■ **GIVEN PROBLEM**
Collect each line of the records containing the string "steps".

[Data records]

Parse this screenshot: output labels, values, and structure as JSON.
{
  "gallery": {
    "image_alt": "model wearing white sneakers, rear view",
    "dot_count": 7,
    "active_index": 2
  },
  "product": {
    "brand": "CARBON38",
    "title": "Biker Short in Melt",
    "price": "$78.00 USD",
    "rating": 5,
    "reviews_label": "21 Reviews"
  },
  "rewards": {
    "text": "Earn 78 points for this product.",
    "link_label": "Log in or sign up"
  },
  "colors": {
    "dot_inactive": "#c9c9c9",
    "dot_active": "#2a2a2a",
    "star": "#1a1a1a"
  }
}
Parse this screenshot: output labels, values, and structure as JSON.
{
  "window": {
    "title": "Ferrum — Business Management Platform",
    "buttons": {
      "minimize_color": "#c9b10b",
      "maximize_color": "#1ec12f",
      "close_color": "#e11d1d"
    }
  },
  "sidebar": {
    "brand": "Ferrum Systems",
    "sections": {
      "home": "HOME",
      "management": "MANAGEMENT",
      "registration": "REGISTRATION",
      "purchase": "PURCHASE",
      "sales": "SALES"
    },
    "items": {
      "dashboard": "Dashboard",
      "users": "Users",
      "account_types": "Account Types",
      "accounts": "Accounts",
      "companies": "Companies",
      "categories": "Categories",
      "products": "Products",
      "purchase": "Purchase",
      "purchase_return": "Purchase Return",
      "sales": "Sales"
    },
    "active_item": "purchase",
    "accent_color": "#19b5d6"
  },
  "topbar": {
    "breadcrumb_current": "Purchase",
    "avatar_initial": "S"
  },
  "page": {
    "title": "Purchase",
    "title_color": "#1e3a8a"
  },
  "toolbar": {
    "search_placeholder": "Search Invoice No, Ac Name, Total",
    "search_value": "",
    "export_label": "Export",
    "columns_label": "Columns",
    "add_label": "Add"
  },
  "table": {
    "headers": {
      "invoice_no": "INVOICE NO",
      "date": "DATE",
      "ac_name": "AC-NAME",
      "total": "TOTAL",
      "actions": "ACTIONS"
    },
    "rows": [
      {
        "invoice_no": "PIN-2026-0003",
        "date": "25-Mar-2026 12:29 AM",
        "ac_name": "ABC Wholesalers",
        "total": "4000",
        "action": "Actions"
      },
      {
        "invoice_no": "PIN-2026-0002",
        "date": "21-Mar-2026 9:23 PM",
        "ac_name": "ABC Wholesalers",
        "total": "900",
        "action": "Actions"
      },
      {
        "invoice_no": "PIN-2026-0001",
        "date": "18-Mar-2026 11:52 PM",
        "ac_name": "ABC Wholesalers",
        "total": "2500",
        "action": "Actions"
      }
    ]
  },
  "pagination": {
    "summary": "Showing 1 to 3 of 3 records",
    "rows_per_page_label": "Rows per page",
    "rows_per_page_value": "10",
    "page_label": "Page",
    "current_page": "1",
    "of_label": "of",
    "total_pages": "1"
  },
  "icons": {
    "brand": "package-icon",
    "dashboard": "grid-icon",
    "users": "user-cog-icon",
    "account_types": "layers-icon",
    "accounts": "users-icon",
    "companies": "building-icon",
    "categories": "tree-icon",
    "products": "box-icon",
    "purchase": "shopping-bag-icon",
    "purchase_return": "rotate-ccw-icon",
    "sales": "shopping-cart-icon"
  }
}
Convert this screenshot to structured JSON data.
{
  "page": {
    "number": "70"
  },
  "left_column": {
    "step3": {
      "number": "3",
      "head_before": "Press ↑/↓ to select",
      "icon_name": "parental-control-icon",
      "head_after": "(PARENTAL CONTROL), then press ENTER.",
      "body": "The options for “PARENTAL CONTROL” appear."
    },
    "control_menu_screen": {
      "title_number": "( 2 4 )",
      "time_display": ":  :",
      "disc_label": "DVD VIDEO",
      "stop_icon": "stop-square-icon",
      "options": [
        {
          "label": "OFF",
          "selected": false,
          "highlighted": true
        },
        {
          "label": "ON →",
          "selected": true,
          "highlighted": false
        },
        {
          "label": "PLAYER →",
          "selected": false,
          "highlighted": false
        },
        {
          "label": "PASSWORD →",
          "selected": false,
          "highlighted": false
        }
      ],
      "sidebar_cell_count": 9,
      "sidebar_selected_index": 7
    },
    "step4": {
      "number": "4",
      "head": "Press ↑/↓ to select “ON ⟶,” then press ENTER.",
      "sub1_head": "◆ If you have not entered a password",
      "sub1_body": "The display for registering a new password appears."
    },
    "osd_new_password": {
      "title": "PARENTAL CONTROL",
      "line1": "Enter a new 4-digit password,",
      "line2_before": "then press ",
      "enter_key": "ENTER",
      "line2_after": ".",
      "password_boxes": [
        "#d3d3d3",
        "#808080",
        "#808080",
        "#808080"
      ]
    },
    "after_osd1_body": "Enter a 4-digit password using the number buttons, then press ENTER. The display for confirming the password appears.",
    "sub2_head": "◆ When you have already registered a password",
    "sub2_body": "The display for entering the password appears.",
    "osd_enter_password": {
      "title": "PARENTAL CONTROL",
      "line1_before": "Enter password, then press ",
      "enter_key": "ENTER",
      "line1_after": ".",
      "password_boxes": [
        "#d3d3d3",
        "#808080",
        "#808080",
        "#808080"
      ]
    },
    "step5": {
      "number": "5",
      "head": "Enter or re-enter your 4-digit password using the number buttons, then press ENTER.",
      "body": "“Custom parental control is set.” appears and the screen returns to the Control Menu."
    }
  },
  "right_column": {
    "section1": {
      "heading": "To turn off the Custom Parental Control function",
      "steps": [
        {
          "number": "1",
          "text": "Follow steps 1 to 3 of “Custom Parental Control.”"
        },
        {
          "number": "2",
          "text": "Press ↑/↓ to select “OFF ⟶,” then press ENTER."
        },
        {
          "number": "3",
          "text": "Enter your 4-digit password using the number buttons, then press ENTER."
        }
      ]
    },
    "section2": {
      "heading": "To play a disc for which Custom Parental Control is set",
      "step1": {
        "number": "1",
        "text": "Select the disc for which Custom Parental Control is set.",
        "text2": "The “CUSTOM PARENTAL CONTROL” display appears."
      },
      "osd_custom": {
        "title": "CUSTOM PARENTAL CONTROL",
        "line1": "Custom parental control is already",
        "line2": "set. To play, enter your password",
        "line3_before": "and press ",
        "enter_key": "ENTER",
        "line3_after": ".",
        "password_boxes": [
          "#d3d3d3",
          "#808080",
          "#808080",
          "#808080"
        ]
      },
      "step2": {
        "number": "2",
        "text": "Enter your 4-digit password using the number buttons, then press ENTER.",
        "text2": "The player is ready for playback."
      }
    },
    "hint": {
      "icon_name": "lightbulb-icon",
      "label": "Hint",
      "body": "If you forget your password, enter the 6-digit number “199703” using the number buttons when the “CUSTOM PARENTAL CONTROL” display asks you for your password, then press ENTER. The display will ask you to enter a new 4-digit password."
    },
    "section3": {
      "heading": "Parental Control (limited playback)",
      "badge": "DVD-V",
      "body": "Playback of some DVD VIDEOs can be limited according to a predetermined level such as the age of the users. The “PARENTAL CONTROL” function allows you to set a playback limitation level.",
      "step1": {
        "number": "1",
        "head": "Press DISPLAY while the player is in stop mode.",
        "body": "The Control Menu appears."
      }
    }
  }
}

■ **WRITTEN ANSWER**
      "steps": [
          "text": "Follow steps 1 to 3 of “Custom Parental Control.”"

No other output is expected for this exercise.